# To do
Show every line in the records below that contains the word "Efficiency".

Stored dataset items:
========
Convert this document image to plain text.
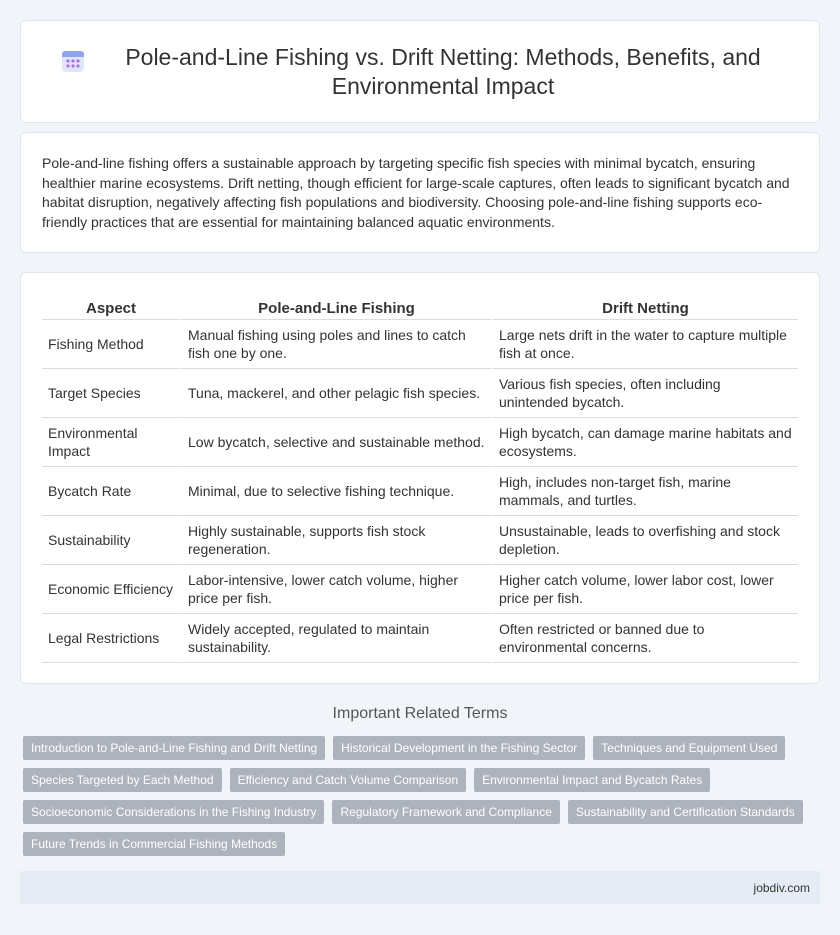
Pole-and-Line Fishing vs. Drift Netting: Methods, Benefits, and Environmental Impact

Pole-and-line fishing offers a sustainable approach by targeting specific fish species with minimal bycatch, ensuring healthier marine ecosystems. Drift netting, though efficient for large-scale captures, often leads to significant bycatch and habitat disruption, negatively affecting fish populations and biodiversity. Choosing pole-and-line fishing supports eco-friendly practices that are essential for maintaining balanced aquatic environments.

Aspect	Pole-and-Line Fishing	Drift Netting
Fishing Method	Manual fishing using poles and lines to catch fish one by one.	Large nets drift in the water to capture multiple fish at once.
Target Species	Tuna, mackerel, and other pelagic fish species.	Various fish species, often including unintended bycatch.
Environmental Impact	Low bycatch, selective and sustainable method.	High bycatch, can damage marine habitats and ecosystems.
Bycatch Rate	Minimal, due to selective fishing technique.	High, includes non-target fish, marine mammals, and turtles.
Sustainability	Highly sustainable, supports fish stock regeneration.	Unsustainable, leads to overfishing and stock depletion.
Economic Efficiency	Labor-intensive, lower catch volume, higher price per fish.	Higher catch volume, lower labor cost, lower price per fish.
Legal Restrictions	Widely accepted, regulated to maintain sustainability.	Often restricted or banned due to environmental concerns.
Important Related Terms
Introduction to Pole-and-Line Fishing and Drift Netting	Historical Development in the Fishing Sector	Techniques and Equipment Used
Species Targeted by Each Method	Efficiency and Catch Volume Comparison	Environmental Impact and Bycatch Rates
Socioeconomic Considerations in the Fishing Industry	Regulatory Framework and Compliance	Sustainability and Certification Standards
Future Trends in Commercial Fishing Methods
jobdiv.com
========
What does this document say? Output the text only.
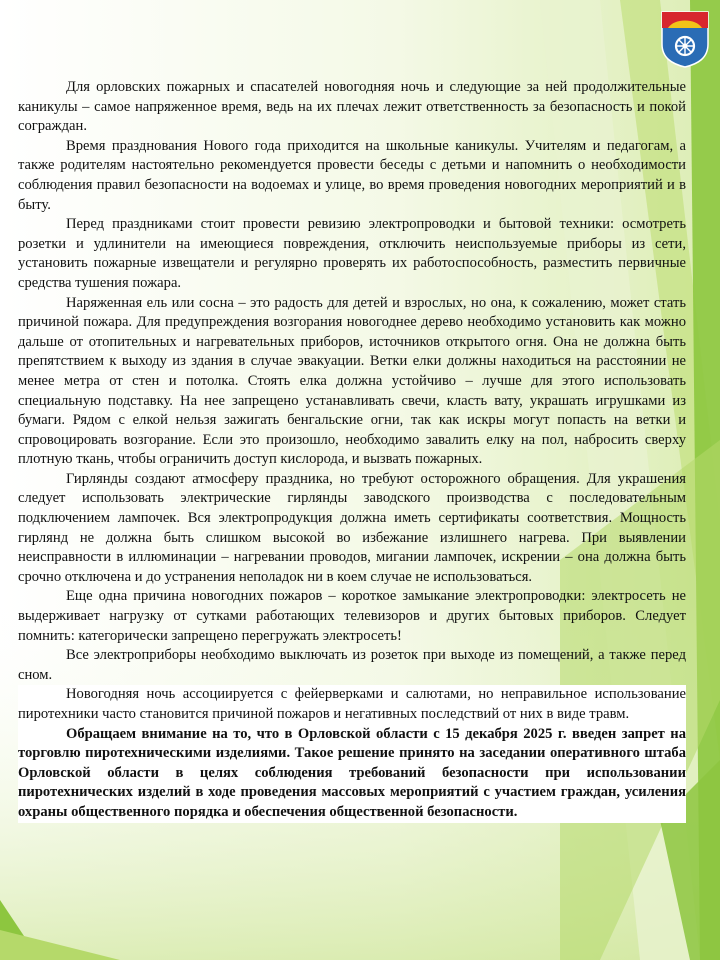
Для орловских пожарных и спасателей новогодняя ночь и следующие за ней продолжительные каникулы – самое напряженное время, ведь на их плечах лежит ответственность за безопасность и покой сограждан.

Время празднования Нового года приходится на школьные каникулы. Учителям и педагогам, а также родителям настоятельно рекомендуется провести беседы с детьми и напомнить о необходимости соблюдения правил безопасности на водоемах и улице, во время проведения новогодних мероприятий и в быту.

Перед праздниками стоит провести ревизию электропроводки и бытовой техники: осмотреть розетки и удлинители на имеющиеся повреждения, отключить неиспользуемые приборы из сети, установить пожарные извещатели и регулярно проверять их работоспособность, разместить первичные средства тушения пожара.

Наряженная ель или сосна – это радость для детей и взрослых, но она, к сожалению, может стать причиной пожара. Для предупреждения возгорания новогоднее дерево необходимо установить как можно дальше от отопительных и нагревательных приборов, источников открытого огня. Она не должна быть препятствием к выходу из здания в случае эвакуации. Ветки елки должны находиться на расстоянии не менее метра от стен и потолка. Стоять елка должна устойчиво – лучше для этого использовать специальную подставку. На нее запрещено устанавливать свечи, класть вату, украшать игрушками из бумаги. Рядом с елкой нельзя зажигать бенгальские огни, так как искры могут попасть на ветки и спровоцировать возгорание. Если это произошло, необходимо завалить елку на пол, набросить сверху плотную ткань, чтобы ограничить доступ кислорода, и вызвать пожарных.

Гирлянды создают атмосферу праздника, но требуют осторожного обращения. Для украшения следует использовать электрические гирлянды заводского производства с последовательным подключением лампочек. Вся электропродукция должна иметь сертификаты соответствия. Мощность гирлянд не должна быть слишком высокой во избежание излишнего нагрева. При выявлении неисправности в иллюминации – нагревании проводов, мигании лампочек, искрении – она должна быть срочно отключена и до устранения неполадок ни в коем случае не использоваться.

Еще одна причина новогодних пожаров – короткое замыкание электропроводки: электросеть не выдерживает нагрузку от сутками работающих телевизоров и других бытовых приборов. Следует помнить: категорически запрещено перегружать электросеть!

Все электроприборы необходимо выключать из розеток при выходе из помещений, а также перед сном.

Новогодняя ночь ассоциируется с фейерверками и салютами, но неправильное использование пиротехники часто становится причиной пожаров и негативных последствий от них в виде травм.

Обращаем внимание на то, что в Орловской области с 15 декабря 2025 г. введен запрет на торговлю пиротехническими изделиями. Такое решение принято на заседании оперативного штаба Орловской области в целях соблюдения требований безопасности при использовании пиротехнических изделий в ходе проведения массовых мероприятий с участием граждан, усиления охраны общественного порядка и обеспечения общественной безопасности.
========
# The output
Economic Efficiency	Labor-intensive, lower catch volume, higher price per fish.	Higher catch volume, lower labor cost, lower price per fish.
Species Targeted by Each Method	Efficiency and Catch Volume Comparison	Environmental Impact and Bycatch Rates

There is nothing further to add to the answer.